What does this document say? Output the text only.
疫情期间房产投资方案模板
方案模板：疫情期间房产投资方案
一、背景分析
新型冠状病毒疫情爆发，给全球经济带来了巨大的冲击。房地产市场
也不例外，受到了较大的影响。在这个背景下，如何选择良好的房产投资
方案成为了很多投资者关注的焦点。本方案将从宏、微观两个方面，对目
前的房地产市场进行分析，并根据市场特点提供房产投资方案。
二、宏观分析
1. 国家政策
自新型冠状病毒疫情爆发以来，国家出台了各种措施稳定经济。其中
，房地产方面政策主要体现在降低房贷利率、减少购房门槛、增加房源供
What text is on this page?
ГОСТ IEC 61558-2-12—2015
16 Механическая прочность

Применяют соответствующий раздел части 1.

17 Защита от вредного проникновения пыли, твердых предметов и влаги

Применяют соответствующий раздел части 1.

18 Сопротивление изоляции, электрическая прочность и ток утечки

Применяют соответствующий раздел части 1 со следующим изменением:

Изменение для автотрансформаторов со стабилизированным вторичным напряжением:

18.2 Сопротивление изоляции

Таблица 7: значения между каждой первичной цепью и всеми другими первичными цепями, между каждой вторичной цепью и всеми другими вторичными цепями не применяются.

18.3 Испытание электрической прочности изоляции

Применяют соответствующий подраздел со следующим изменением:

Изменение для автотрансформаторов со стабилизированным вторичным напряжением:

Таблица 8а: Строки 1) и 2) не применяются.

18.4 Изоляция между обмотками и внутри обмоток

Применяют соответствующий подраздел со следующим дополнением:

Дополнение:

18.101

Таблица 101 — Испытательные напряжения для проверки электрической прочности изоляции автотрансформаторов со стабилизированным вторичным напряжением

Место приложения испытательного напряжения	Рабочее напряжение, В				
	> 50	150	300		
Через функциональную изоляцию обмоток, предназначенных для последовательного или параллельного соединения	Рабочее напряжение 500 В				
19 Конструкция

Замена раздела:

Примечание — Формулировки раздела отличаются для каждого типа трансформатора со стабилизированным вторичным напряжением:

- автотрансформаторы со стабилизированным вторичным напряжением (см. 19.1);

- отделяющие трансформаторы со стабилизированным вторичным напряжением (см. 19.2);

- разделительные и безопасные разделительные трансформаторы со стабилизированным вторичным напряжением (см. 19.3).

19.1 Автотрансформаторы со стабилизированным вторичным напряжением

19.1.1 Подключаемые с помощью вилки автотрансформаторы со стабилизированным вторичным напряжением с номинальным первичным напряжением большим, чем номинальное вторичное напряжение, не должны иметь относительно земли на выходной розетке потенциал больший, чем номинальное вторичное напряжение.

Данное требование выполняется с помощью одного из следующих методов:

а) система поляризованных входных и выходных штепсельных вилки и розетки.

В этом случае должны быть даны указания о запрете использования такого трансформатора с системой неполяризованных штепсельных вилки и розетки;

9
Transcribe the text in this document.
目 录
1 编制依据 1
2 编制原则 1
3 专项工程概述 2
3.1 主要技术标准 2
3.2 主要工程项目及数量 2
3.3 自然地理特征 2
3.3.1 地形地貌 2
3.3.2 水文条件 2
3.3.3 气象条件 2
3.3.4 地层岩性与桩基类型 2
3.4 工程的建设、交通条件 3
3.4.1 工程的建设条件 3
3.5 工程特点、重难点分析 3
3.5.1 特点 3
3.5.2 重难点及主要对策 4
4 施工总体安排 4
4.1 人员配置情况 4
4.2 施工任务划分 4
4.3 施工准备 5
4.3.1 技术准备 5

» Job
Give an exact copy of all the data shown above.

» Final result
What does this document say? Output the text only.
疫情期间房产投资方案模板
方案模板：疫情期间房产投资方案
一、背景分析
新型冠状病毒疫情爆发，给全球经济带来了巨大的冲击。房地产市场
也不例外，受到了较大的影响。在这个背景下，如何选择良好的房产投资
方案成为了很多投资者关注的焦点。本方案将从宏、微观两个方面，对目
前的房地产市场进行分析，并根据市场特点提供房产投资方案。
二、宏观分析
1. 国家政策
自新型冠状病毒疫情爆发以来，国家出台了各种措施稳定经济。其中
，房地产方面政策主要体现在降低房贷利率、减少购房门槛、增加房源供
What text is on this page?
ГОСТ IEC 61558-2-12—2015
16 Механическая прочность

Применяют соответствующий раздел части 1.

17 Защита от вредного проникновения пыли, твердых предметов и влаги

Применяют соответствующий раздел части 1.

18 Сопротивление изоляции, электрическая прочность и ток утечки

Применяют соответствующий раздел части 1 со следующим изменением:

Изменение для автотрансформаторов со стабилизированным вторичным напряжением:

18.2 Сопротивление изоляции

Таблица 7: значения между каждой первичной цепью и всеми другими первичными цепями, между каждой вторичной цепью и всеми другими вторичными цепями не применяются.

18.3 Испытание электрической прочности изоляции

Применяют соответствующий подраздел со следующим изменением:

Изменение для автотрансформаторов со стабилизированным вторичным напряжением:

Таблица 8а: Строки 1) и 2) не применяются.

18.4 Изоляция между обмотками и внутри обмоток

Применяют соответствующий подраздел со следующим дополнением:

Дополнение:

18.101

Таблица 101 — Испытательные напряжения для проверки электрической прочности изоляции автотрансформаторов со стабилизированным вторичным напряжением

Место приложения испытательного напряжения	Рабочее напряжение, В				
	> 50	150	300		
Через функциональную изоляцию обмоток, предназначенных для последовательного или параллельного соединения	Рабочее напряжение 500 В				
19 Конструкция

Замена раздела:

Примечание — Формулировки раздела отличаются для каждого типа трансформатора со стабилизированным вторичным напряжением:

- автотрансформаторы со стабилизированным вторичным напряжением (см. 19.1);

- отделяющие трансформаторы со стабилизированным вторичным напряжением (см. 19.2);

- разделительные и безопасные разделительные трансформаторы со стабилизированным вторичным напряжением (см. 19.3).

19.1 Автотрансформаторы со стабилизированным вторичным напряжением

19.1.1 Подключаемые с помощью вилки автотрансформаторы со стабилизированным вторичным напряжением с номинальным первичным напряжением большим, чем номинальное вторичное напряжение, не должны иметь относительно земли на выходной розетке потенциал больший, чем номинальное вторичное напряжение.

Данное требование выполняется с помощью одного из следующих методов:

а) система поляризованных входных и выходных штепсельных вилки и розетки.

В этом случае должны быть даны указания о запрете использования такого трансформатора с системой неполяризованных штепсельных вилки и розетки;

9
Transcribe the text in this document.
目 录
1 编制依据 1
2 编制原则 1
3 专项工程概述 2
3.1 主要技术标准 2
3.2 主要工程项目及数量 2
3.3 自然地理特征 2
3.3.1 地形地貌 2
3.3.2 水文条件 2
3.3.3 气象条件 2
3.3.4 地层岩性与桩基类型 2
3.4 工程的建设、交通条件 3
3.4.1 工程的建设条件 3
3.5 工程特点、重难点分析 3
3.5.1 特点 3
3.5.2 重难点及主要对策 4
4 施工总体安排 4
4.1 人员配置情况 4
4.2 施工任务划分 4
4.3 施工准备 5
4.3.1 技术准备 5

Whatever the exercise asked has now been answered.